((
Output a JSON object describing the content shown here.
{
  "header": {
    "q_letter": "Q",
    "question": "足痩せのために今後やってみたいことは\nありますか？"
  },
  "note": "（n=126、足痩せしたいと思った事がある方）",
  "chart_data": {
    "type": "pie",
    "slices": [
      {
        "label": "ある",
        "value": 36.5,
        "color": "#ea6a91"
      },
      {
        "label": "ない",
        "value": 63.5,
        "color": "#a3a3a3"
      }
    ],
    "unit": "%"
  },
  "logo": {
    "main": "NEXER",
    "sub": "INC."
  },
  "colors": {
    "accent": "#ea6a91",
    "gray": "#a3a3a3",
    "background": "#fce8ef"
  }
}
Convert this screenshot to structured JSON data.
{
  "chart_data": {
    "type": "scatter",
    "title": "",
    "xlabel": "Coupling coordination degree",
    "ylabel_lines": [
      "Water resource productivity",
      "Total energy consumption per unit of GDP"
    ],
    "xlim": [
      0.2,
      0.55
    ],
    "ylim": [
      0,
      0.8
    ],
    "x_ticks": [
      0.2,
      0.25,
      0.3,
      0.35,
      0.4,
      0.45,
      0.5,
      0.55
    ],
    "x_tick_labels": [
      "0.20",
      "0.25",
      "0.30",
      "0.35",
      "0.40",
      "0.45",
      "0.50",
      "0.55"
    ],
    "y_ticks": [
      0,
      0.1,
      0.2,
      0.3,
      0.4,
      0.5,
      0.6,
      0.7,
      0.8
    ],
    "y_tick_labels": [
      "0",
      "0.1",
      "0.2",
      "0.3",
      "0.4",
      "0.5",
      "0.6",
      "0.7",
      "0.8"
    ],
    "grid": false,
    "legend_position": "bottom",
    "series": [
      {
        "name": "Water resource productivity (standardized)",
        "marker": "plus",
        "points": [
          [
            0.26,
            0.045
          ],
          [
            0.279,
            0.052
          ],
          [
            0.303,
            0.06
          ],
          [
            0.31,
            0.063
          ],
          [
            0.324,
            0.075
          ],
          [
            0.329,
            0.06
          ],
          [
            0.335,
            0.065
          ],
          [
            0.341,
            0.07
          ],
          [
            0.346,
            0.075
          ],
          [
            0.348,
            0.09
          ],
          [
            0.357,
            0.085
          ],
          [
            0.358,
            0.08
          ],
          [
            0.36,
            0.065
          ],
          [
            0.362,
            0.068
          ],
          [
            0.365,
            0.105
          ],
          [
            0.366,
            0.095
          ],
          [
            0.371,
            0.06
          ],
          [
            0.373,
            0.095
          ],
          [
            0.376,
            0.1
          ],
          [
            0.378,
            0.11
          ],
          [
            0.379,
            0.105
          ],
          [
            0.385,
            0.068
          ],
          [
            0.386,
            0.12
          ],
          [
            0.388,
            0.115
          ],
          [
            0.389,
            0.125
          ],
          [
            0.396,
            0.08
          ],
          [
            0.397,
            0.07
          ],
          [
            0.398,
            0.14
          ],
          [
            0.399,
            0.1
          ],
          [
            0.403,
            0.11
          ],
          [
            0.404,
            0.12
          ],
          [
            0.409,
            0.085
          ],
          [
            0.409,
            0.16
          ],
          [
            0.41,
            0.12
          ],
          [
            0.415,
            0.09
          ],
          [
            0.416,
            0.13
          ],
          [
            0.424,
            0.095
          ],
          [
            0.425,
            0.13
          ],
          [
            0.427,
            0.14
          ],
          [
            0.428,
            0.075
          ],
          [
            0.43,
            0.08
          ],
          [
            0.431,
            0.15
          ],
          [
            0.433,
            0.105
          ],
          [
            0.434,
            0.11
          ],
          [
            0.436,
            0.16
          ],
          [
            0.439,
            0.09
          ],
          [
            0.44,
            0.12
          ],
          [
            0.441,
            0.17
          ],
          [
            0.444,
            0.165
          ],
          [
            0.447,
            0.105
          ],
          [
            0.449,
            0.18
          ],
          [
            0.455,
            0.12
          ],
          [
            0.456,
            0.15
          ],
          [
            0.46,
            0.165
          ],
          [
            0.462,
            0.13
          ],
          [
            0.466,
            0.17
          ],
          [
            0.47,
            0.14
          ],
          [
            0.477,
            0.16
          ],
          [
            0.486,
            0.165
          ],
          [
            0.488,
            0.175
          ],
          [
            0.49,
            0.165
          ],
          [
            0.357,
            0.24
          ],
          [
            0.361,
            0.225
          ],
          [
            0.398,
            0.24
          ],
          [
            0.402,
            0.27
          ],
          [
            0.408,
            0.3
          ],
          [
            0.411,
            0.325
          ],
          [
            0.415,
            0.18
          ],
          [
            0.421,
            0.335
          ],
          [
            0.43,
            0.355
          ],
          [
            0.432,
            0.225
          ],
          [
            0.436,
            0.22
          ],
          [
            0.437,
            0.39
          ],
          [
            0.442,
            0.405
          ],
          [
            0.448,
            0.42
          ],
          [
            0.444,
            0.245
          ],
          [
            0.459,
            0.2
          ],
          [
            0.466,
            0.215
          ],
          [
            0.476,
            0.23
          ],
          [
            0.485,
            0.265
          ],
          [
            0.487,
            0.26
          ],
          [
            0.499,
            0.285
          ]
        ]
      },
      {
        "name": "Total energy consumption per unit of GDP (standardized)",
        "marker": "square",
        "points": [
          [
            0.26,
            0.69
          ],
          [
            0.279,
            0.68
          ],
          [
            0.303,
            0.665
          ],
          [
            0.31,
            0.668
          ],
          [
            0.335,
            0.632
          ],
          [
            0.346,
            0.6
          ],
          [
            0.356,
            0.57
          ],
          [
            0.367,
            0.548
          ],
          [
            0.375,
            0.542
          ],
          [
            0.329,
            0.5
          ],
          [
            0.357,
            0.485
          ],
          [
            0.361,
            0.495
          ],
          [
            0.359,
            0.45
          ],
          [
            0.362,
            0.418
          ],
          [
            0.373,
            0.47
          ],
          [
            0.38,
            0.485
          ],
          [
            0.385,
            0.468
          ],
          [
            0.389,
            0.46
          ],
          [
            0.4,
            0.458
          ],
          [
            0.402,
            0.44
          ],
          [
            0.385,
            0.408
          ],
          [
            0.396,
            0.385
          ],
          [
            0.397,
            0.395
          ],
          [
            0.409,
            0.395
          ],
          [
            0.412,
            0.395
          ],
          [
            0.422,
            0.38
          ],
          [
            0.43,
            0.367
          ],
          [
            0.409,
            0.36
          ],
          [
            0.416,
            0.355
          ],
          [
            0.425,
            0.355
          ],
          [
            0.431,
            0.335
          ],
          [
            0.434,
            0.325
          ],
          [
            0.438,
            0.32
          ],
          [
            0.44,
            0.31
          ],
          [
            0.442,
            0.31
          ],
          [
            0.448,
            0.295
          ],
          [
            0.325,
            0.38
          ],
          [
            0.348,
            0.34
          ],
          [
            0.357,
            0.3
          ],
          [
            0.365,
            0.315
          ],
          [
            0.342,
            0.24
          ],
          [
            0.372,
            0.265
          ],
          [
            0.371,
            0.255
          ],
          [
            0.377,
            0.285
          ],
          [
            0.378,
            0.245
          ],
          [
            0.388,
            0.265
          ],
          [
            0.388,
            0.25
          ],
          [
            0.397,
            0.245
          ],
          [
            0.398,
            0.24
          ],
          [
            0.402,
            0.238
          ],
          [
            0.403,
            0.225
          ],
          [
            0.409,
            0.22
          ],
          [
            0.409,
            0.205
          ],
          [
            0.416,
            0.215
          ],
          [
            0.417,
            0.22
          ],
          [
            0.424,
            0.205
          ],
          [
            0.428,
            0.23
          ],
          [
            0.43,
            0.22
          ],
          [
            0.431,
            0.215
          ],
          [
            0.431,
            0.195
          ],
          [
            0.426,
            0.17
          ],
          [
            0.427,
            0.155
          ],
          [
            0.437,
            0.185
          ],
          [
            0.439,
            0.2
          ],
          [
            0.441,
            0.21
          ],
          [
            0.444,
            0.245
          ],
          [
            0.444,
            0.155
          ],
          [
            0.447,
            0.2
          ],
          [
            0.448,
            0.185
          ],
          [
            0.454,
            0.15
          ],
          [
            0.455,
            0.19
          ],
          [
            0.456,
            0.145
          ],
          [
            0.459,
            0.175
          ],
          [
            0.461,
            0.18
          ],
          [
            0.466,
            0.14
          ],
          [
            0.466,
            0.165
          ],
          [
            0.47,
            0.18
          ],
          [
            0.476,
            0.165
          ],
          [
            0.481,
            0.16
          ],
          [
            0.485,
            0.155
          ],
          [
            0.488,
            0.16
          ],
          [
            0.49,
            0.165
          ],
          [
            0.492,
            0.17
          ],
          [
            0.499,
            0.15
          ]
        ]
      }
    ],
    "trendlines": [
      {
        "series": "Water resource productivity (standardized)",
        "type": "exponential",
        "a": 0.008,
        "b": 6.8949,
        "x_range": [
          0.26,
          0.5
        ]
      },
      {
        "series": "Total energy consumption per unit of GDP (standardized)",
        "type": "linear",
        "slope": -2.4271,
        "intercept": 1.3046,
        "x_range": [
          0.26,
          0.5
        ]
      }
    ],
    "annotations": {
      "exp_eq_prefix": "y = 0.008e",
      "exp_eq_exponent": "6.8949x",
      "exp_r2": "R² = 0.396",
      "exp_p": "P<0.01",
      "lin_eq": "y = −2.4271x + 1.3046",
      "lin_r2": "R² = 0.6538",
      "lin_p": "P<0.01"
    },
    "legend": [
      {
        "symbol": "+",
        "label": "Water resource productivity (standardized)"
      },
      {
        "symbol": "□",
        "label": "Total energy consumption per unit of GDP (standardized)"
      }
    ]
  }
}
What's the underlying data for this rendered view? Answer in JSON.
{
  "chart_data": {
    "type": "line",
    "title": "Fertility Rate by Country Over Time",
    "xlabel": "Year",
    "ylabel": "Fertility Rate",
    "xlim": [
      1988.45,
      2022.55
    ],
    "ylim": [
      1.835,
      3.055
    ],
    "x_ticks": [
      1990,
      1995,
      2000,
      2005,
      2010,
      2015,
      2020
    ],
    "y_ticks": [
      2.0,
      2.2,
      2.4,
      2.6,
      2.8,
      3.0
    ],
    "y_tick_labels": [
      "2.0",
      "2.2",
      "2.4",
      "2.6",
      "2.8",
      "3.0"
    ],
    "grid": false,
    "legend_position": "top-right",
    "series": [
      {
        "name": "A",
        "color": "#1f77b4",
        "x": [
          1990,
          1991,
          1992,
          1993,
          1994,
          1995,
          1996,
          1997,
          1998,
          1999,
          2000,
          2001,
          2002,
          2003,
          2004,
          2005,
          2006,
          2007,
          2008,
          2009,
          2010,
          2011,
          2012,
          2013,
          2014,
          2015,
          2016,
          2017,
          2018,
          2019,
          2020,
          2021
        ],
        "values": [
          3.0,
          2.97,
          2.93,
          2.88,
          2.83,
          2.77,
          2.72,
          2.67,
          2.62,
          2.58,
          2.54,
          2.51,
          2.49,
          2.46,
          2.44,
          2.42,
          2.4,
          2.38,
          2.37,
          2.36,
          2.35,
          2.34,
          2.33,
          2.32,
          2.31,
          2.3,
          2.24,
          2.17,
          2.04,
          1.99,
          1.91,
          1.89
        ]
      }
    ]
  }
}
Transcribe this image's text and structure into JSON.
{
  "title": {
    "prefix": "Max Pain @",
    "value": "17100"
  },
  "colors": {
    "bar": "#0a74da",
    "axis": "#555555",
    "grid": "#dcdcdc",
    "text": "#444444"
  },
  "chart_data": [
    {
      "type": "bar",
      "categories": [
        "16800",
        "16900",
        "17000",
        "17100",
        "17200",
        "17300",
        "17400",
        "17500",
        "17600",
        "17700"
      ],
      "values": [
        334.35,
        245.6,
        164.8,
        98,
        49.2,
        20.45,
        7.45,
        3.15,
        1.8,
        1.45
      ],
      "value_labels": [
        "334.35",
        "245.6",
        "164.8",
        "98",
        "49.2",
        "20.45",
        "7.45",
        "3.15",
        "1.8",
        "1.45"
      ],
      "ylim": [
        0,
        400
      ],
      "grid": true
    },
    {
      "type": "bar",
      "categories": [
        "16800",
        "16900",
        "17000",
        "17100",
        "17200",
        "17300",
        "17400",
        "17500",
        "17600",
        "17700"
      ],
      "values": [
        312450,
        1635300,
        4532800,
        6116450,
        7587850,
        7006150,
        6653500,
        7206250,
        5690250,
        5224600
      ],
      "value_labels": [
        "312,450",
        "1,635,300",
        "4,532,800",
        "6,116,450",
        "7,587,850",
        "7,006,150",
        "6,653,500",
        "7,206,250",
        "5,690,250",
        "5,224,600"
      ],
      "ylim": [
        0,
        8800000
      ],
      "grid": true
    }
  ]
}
))
▶ **Exercise aim**
Locate the word "title" in the records above, and return each line that has it.

▶ **Problem solution**
    "title": "",
    "title": "Fertility Rate by Country Over Time",
  "title": {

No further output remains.